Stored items
+++
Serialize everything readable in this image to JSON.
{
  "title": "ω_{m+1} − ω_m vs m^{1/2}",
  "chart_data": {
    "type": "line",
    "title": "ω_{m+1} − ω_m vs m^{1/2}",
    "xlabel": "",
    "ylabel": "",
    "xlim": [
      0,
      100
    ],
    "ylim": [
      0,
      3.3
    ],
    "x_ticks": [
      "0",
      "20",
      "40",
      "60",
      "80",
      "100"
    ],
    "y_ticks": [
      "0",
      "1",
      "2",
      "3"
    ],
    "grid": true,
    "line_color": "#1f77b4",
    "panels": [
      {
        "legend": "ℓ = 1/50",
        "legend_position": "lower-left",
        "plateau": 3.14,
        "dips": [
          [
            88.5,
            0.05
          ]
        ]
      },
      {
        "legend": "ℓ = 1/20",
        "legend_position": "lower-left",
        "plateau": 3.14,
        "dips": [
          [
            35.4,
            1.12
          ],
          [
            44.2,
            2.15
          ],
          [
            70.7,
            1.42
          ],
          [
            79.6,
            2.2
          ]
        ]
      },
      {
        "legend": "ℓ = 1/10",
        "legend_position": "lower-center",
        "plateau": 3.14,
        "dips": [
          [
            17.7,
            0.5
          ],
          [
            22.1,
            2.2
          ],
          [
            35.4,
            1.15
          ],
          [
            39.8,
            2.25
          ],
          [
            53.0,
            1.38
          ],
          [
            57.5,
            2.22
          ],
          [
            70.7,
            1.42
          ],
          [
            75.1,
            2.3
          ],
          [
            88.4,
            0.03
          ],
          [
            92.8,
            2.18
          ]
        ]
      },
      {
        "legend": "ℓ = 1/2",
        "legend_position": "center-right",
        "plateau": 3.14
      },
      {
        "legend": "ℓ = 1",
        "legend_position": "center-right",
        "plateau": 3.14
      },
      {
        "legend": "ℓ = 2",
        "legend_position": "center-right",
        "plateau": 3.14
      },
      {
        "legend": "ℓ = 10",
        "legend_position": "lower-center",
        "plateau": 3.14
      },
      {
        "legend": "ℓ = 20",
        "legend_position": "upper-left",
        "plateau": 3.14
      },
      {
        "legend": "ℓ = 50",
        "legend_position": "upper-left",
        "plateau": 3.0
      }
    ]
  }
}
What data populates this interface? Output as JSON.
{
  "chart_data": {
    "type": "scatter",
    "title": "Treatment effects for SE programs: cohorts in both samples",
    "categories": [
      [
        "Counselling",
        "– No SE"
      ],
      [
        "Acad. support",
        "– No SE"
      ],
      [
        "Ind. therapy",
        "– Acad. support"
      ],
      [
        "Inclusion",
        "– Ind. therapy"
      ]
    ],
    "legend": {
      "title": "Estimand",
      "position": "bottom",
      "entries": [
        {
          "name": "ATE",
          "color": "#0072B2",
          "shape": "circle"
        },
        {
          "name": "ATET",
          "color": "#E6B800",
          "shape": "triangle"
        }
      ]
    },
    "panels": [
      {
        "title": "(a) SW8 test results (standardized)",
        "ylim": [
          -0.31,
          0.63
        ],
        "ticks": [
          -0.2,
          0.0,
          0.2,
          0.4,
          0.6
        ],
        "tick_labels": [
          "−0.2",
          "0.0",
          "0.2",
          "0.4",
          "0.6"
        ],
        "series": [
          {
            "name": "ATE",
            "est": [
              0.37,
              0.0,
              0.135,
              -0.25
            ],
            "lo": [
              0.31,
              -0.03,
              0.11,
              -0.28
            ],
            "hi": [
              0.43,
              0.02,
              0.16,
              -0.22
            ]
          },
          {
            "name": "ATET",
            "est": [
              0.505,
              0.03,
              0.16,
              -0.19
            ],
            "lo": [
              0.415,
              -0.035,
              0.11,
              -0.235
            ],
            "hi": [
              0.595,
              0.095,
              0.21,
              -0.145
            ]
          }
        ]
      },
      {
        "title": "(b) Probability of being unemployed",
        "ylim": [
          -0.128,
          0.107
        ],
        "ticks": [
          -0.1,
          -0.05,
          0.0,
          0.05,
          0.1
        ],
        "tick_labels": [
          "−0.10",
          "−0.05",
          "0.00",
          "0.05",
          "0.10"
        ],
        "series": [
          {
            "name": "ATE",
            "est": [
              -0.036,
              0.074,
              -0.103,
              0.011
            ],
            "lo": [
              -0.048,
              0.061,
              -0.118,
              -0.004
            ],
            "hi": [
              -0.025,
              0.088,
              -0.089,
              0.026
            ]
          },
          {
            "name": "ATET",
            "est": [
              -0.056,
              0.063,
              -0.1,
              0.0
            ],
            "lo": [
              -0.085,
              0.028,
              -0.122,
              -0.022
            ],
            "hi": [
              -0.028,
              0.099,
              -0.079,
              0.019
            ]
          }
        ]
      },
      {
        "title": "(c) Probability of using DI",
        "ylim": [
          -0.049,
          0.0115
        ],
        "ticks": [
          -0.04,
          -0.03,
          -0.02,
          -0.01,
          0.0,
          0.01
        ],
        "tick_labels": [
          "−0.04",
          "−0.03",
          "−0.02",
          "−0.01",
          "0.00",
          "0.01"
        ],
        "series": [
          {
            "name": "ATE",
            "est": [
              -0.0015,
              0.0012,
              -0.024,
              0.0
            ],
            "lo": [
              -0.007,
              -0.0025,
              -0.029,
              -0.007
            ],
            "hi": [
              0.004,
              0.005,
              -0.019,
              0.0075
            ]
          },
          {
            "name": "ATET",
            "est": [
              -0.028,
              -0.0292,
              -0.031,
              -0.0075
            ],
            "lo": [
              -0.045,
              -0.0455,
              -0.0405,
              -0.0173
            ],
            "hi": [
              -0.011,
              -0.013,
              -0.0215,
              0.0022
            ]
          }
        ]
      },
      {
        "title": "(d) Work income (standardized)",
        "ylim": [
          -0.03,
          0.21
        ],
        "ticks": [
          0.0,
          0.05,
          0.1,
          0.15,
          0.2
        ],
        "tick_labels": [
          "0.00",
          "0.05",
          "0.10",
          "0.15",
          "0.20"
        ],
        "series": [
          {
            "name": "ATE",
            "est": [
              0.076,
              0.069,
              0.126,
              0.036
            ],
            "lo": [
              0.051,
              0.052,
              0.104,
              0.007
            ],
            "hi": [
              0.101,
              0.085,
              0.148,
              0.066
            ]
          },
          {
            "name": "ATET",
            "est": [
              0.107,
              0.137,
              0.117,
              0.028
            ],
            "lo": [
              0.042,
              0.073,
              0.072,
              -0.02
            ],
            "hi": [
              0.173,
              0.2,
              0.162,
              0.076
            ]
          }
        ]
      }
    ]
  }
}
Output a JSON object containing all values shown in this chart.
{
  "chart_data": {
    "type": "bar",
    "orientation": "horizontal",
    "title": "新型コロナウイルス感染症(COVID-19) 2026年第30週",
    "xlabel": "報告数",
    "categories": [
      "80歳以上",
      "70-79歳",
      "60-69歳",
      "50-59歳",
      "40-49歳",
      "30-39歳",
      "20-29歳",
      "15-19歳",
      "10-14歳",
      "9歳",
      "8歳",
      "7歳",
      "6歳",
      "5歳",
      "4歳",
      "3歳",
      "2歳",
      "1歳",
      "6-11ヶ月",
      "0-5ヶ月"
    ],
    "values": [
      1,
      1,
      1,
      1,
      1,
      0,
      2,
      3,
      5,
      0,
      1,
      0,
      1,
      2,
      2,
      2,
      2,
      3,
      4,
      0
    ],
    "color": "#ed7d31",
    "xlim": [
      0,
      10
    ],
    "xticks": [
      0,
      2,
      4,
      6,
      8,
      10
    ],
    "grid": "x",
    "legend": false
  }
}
+++
STATED GOAL
Transcribe the material above word for word.

WRITTEN RESPONSE
Serialize everything readable in this image to JSON.
{
  "title": "ω_{m+1} − ω_m vs m^{1/2}",
  "chart_data": {
    "type": "line",
    "title": "ω_{m+1} − ω_m vs m^{1/2}",
    "xlabel": "",
    "ylabel": "",
    "xlim": [
      0,
      100
    ],
    "ylim": [
      0,
      3.3
    ],
    "x_ticks": [
      "0",
      "20",
      "40",
      "60",
      "80",
      "100"
    ],
    "y_ticks": [
      "0",
      "1",
      "2",
      "3"
    ],
    "grid": true,
    "line_color": "#1f77b4",
    "panels": [
      {
        "legend": "ℓ = 1/50",
        "legend_position": "lower-left",
        "plateau": 3.14,
        "dips": [
          [
            88.5,
            0.05
          ]
        ]
      },
      {
        "legend": "ℓ = 1/20",
        "legend_position": "lower-left",
        "plateau": 3.14,
        "dips": [
          [
            35.4,
            1.12
          ],
          [
            44.2,
            2.15
          ],
          [
            70.7,
            1.42
          ],
          [
            79.6,
            2.2
          ]
        ]
      },
      {
        "legend": "ℓ = 1/10",
        "legend_position": "lower-center",
        "plateau": 3.14,
        "dips": [
          [
            17.7,
            0.5
          ],
          [
            22.1,
            2.2
          ],
          [
            35.4,
            1.15
          ],
          [
            39.8,
            2.25
          ],
          [
            53.0,
            1.38
          ],
          [
            57.5,
            2.22
          ],
          [
            70.7,
            1.42
          ],
          [
            75.1,
            2.3
          ],
          [
            88.4,
            0.03
          ],
          [
            92.8,
            2.18
          ]
        ]
      },
      {
        "legend": "ℓ = 1/2",
        "legend_position": "center-right",
        "plateau": 3.14
      },
      {
        "legend": "ℓ = 1",
        "legend_position": "center-right",
        "plateau": 3.14
      },
      {
        "legend": "ℓ = 2",
        "legend_position": "center-right",
        "plateau": 3.14
      },
      {
        "legend": "ℓ = 10",
        "legend_position": "lower-center",
        "plateau": 3.14
      },
      {
        "legend": "ℓ = 20",
        "legend_position": "upper-left",
        "plateau": 3.14
      },
      {
        "legend": "ℓ = 50",
        "legend_position": "upper-left",
        "plateau": 3.0
      }
    ]
  }
}
What data populates this interface? Output as JSON.
{
  "chart_data": {
    "type": "scatter",
    "title": "Treatment effects for SE programs: cohorts in both samples",
    "categories": [
      [
        "Counselling",
        "– No SE"
      ],
      [
        "Acad. support",
        "– No SE"
      ],
      [
        "Ind. therapy",
        "– Acad. support"
      ],
      [
        "Inclusion",
        "– Ind. therapy"
      ]
    ],
    "legend": {
      "title": "Estimand",
      "position": "bottom",
      "entries": [
        {
          "name": "ATE",
          "color": "#0072B2",
          "shape": "circle"
        },
        {
          "name": "ATET",
          "color": "#E6B800",
          "shape": "triangle"
        }
      ]
    },
    "panels": [
      {
        "title": "(a) SW8 test results (standardized)",
        "ylim": [
          -0.31,
          0.63
        ],
        "ticks": [
          -0.2,
          0.0,
          0.2,
          0.4,
          0.6
        ],
        "tick_labels": [
          "−0.2",
          "0.0",
          "0.2",
          "0.4",
          "0.6"
        ],
        "series": [
          {
            "name": "ATE",
            "est": [
              0.37,
              0.0,
              0.135,
              -0.25
            ],
            "lo": [
              0.31,
              -0.03,
              0.11,
              -0.28
            ],
            "hi": [
              0.43,
              0.02,
              0.16,
              -0.22
            ]
          },
          {
            "name": "ATET",
            "est": [
              0.505,
              0.03,
              0.16,
              -0.19
            ],
            "lo": [
              0.415,
              -0.035,
              0.11,
              -0.235
            ],
            "hi": [
              0.595,
              0.095,
              0.21,
              -0.145
            ]
          }
        ]
      },
      {
        "title": "(b) Probability of being unemployed",
        "ylim": [
          -0.128,
          0.107
        ],
        "ticks": [
          -0.1,
          -0.05,
          0.0,
          0.05,
          0.1
        ],
        "tick_labels": [
          "−0.10",
          "−0.05",
          "0.00",
          "0.05",
          "0.10"
        ],
        "series": [
          {
            "name": "ATE",
            "est": [
              -0.036,
              0.074,
              -0.103,
              0.011
            ],
            "lo": [
              -0.048,
              0.061,
              -0.118,
              -0.004
            ],
            "hi": [
              -0.025,
              0.088,
              -0.089,
              0.026
            ]
          },
          {
            "name": "ATET",
            "est": [
              -0.056,
              0.063,
              -0.1,
              0.0
            ],
            "lo": [
              -0.085,
              0.028,
              -0.122,
              -0.022
            ],
            "hi": [
              -0.028,
              0.099,
              -0.079,
              0.019
            ]
          }
        ]
      },
      {
        "title": "(c) Probability of using DI",
        "ylim": [
          -0.049,
          0.0115
        ],
        "ticks": [
          -0.04,
          -0.03,
          -0.02,
          -0.01,
          0.0,
          0.01
        ],
        "tick_labels": [
          "−0.04",
          "−0.03",
          "−0.02",
          "−0.01",
          "0.00",
          "0.01"
        ],
        "series": [
          {
            "name": "ATE",
            "est": [
              -0.0015,
              0.0012,
              -0.024,
              0.0
            ],
            "lo": [
              -0.007,
              -0.0025,
              -0.029,
              -0.007
            ],
            "hi": [
              0.004,
              0.005,
              -0.019,
              0.0075
            ]
          },
          {
            "name": "ATET",
            "est": [
              -0.028,
              -0.0292,
              -0.031,
              -0.0075
            ],
            "lo": [
              -0.045,
              -0.0455,
              -0.0405,
              -0.0173
            ],
            "hi": [
              -0.011,
              -0.013,
              -0.0215,
              0.0022
            ]
          }
        ]
      },
      {
        "title": "(d) Work income (standardized)",
        "ylim": [
          -0.03,
          0.21
        ],
        "ticks": [
          0.0,
          0.05,
          0.1,
          0.15,
          0.2
        ],
        "tick_labels": [
          "0.00",
          "0.05",
          "0.10",
          "0.15",
          "0.20"
        ],
        "series": [
          {
            "name": "ATE",
            "est": [
              0.076,
              0.069,
              0.126,
              0.036
            ],
            "lo": [
              0.051,
              0.052,
              0.104,
              0.007
            ],
            "hi": [
              0.101,
              0.085,
              0.148,
              0.066
            ]
          },
          {
            "name": "ATET",
            "est": [
              0.107,
              0.137,
              0.117,
              0.028
            ],
            "lo": [
              0.042,
              0.073,
              0.072,
              -0.02
            ],
            "hi": [
              0.173,
              0.2,
              0.162,
              0.076
            ]
          }
        ]
      }
    ]
  }
}
Output a JSON object containing all values shown in this chart.
{
  "chart_data": {
    "type": "bar",
    "orientation": "horizontal",
    "title": "新型コロナウイルス感染症(COVID-19) 2026年第30週",
    "xlabel": "報告数",
    "categories": [
      "80歳以上",
      "70-79歳",
      "60-69歳",
      "50-59歳",
      "40-49歳",
      "30-39歳",
      "20-29歳",
      "15-19歳",
      "10-14歳",
      "9歳",
      "8歳",
      "7歳",
      "6歳",
      "5歳",
      "4歳",
      "3歳",
      "2歳",
      "1歳",
      "6-11ヶ月",
      "0-5ヶ月"
    ],
    "values": [
      1,
      1,
      1,
      1,
      1,
      0,
      2,
      3,
      5,
      0,
      1,
      0,
      1,
      2,
      2,
      2,
      2,
      3,
      4,
      0
    ],
    "color": "#ed7d31",
    "xlim": [
      0,
      10
    ],
    "xticks": [
      0,
      2,
      4,
      6,
      8,
      10
    ],
    "grid": "x",
    "legend": false
  }
}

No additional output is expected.